■ STATED GOAL ■
Lines holding the string "JSON" are the ones to copy from this listing.

Data entries for graphics

____

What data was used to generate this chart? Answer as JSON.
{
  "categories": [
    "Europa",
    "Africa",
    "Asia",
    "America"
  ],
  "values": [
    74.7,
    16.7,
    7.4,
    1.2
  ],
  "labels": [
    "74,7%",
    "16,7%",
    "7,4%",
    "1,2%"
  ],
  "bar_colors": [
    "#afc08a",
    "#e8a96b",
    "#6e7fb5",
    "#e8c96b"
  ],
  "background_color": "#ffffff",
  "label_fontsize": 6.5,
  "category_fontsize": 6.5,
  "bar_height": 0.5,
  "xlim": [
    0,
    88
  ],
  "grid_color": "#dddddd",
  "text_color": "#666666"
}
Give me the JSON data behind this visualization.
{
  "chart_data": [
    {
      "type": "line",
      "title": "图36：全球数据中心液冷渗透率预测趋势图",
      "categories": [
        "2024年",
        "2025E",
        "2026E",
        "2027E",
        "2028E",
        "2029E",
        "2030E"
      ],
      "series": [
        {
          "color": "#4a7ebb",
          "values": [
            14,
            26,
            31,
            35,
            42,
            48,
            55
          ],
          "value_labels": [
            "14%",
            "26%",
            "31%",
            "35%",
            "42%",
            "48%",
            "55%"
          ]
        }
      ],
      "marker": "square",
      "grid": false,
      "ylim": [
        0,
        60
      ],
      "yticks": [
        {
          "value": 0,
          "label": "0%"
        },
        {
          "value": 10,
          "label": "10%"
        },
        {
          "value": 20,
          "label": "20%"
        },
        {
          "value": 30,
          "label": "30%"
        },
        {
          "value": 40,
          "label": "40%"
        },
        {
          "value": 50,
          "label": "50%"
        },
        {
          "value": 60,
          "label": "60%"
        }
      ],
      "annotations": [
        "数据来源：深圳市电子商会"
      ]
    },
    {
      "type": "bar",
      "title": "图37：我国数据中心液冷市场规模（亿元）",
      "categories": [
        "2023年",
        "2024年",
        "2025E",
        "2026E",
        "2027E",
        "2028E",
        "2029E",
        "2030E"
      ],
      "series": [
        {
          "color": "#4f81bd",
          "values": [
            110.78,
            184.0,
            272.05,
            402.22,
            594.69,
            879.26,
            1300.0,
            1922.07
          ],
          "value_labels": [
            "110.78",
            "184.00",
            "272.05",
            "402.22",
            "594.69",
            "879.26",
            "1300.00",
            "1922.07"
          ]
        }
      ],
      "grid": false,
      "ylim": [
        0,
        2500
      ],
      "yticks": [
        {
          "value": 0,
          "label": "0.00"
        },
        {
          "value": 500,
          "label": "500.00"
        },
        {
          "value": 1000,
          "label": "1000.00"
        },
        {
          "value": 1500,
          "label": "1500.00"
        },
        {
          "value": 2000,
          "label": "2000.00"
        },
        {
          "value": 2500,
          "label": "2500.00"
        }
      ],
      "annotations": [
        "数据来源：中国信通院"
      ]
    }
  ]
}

____

■ WRITTEN SOLUTION ■
What data was used to generate this chart? Answer as JSON.
Give me the JSON data behind this visualization.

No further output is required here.